PROVIDED ENTRIES

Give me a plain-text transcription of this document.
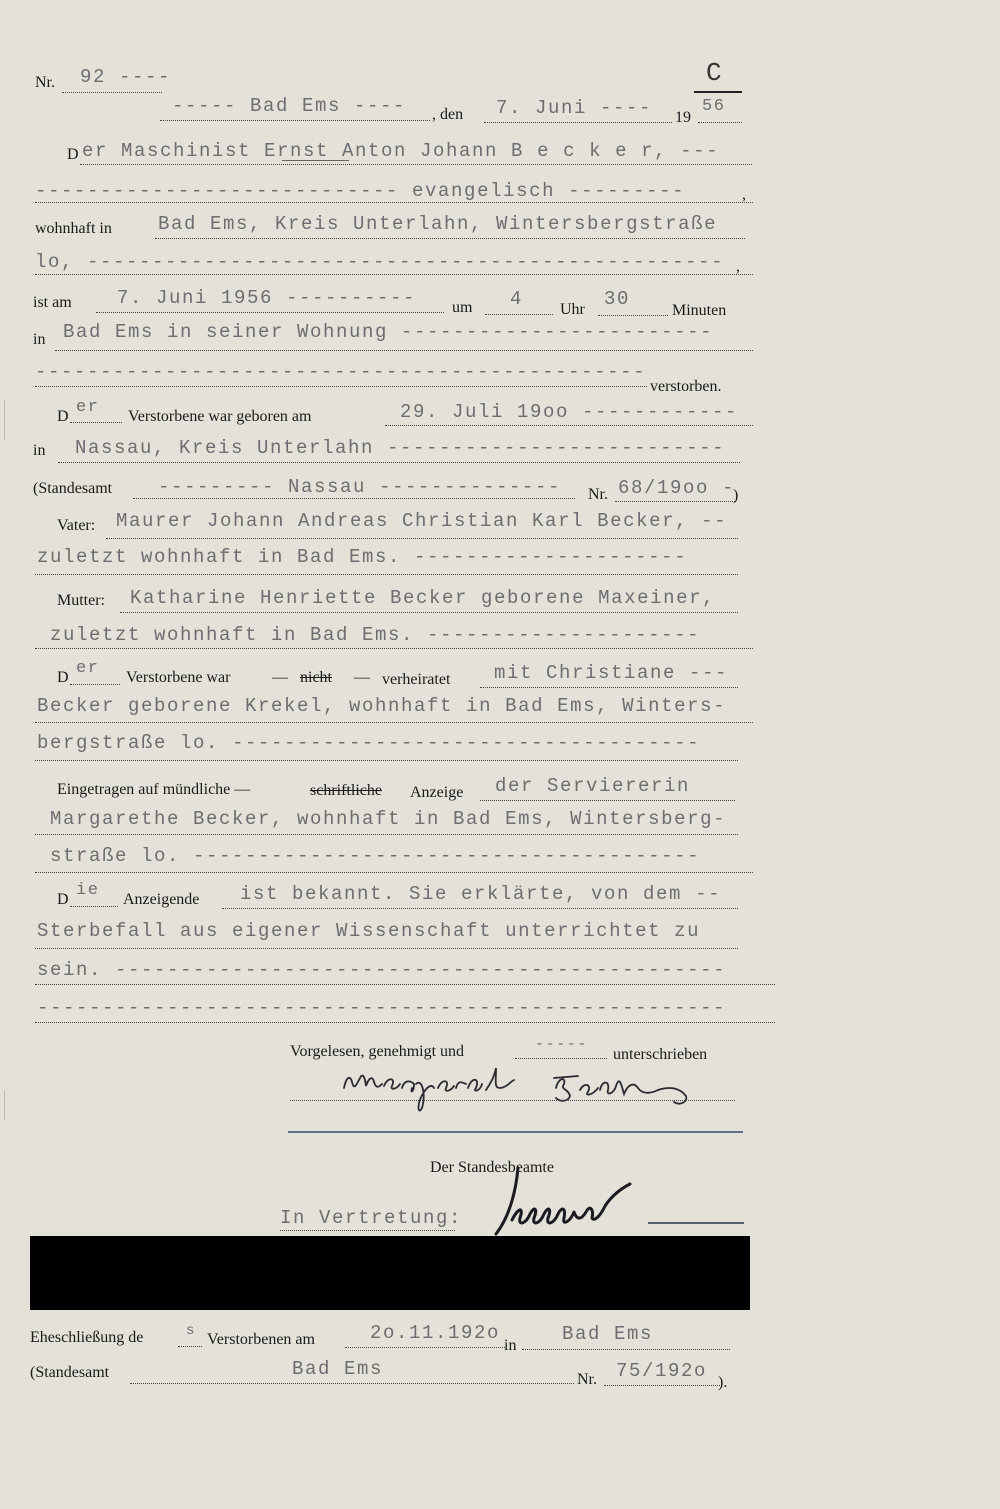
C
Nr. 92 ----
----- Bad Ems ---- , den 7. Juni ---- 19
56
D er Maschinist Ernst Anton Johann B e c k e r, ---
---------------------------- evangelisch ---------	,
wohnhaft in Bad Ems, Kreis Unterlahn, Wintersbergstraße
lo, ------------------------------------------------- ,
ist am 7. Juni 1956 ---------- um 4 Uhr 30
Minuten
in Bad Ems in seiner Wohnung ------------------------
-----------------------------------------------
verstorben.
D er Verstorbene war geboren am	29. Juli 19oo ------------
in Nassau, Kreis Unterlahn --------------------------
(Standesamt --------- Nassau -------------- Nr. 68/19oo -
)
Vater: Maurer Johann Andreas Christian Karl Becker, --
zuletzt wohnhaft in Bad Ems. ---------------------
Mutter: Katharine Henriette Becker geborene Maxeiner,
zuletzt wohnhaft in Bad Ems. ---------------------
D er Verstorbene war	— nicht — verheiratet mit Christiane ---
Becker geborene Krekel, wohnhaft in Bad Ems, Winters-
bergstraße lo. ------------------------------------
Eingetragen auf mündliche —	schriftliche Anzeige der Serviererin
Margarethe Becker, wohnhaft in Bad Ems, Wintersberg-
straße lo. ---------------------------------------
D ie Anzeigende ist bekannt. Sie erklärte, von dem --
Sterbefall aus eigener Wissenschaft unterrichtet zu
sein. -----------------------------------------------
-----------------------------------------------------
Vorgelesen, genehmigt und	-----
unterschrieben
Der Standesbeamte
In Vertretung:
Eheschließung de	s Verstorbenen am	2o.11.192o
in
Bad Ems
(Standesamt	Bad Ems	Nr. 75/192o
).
---
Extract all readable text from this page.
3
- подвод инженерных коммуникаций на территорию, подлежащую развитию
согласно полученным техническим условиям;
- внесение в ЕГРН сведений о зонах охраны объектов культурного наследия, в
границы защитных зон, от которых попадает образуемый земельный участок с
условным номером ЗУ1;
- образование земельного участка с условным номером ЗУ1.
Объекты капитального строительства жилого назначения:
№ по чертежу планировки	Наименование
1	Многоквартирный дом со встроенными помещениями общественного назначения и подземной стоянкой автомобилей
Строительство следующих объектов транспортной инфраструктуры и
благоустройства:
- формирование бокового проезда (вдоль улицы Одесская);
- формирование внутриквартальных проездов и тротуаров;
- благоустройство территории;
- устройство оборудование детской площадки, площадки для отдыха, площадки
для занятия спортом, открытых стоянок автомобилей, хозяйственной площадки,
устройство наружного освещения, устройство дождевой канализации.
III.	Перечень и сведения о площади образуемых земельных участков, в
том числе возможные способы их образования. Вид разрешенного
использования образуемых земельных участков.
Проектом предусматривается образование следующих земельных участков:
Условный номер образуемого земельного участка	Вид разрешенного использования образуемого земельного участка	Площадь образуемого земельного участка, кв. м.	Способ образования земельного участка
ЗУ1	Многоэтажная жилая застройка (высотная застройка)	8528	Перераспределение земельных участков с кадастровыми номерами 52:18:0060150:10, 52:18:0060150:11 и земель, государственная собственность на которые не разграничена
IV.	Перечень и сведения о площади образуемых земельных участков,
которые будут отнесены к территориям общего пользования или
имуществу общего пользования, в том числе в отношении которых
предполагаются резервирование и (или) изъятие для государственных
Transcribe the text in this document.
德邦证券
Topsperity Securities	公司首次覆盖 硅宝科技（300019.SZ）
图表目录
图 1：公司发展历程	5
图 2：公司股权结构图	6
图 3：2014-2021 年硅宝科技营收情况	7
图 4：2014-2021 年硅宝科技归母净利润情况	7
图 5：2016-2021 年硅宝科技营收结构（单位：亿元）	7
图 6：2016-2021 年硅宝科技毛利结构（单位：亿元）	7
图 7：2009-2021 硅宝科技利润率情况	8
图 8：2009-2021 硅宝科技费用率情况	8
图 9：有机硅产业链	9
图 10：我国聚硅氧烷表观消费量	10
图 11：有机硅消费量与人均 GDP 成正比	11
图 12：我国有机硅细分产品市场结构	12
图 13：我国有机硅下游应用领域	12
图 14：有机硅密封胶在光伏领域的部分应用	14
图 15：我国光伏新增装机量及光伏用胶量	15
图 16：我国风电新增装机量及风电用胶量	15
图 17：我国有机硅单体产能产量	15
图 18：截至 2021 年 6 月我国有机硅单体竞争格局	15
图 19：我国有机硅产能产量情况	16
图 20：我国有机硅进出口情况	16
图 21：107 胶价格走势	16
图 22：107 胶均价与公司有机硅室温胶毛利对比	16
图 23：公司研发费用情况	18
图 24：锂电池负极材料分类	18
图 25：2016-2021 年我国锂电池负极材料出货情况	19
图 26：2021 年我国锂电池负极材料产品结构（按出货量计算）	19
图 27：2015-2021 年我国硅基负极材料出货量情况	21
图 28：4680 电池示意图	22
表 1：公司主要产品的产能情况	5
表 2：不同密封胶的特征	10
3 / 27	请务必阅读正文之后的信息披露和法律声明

DIRECTIONS
Count the lines of the listing above that include the word "формирование" and state the total with nothing else.

RESULT FOR THIS TASK
2